Rows from a dataset:
------------------------------------------------

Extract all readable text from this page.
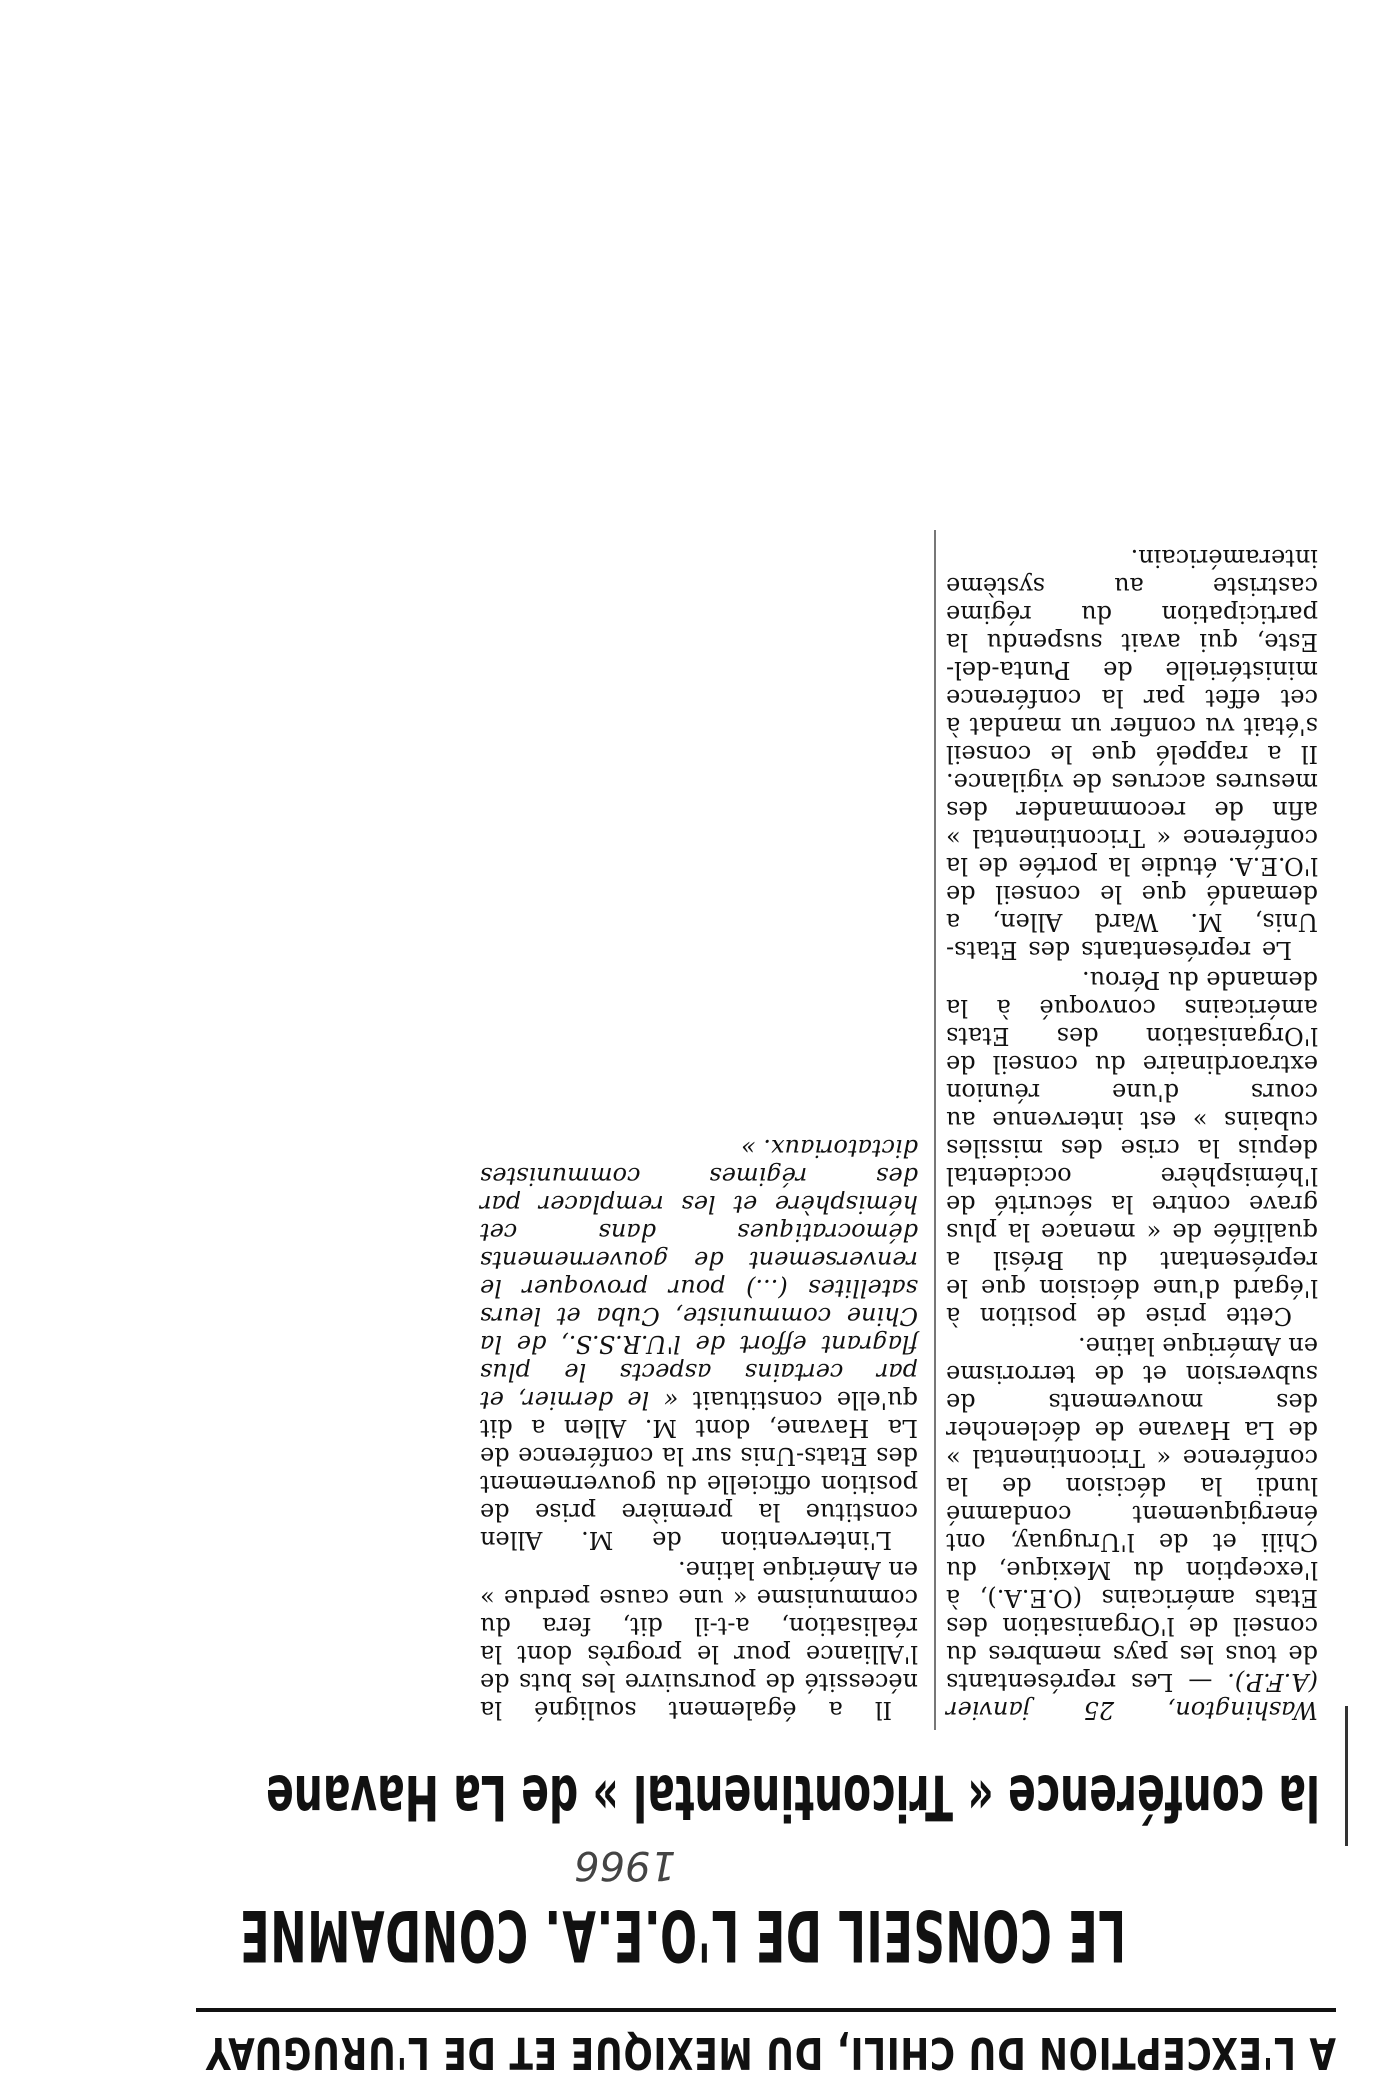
A L'EXCEPTION DU CHILI, DU MEXIQUE ET DE L'URUGUAY
LE CONSEIL DE L'O.E.A. CONDAMNE
1966
la conférence « Tricontinental » de La Havane

Washington, 25 janvier (A.F.P.). — Les représentants de tous les pays membres du conseil de l'Organisation des Etats américains (O.E.A.), à l'exception du Mexique, du Chili et de l'Uruguay, ont énergiquement condamné lundi la décision de la conférence « Tricontinental » de La Havane de déclencher des mouvements de subversion et de terrorisme en Amérique latine.

Cette prise de position à l'égard d'une décision que le représentant du Brésil a qualifiée de « menace la plus grave contre la sécurité de l'hémisphère occidental depuis la crise des missiles cubains » est intervenue au cours d'une réunion extraordinaire du conseil de l'Organisation des Etats américains convoqué à la demande du Pérou.

Le représentants des Etats-Unis, M. Ward Allen, a demandé que le conseil de l'O.E.A. étudie la portée de la conférence « Tricontinental » afin de recommander des mesures accrues de vigilance. Il a rappelé que le conseil s'était vu confier un mandat à cet effet par la conférence ministérielle de Punta-del-Este, qui avait suspendu la participation du régime castriste au système interaméricain.

Il a également souligné la nécessité de poursuivre les buts de l'Alliance pour le progrès dont la réalisation, a-t-il dit, fera du communisme « une cause perdue » en Amérique latine.

L'intervention de M. Allen constitue la première prise de position officielle du gouvernement des Etats-Unis sur la conférence de La Havane, dont M. Allen a dit qu'elle constituait « le dernier, et par certains aspects le plus flagrant effort de l'U.R.S.S., de la Chine communiste, Cuba et leurs satellites (...) pour provoquer le renversement de gouvernements démocratiques dans cet hémisphère et les remplacer par des régimes communistes dictatoriaux. »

------------------------------------------------

Which lines contain the word "position"? Copy each of them.

Cette prise de position à l'égard d'une décision que le représentant du Brésil a qualifiée de « menace la plus grave contre la sécurité de l'hémisphère occidental depuis la crise des missiles cubains » est intervenue au cours d'une réunion extraordinaire du conseil de l'Organisation des Etats américains convoqué à la demande du Pérou.
L'intervention de M. Allen constitue la première prise de position officielle du gouvernement des Etats-Unis sur la conférence de La Havane, dont M. Allen a dit qu'elle constituait « le dernier, et par certains aspects le plus flagrant effort de l'U.R.S.S., de la Chine communiste, Cuba et leurs satellites (...) pour provoquer le renversement de gouvernements démocratiques dans cet hémisphère et les remplacer par des régimes communistes dictatoriaux. »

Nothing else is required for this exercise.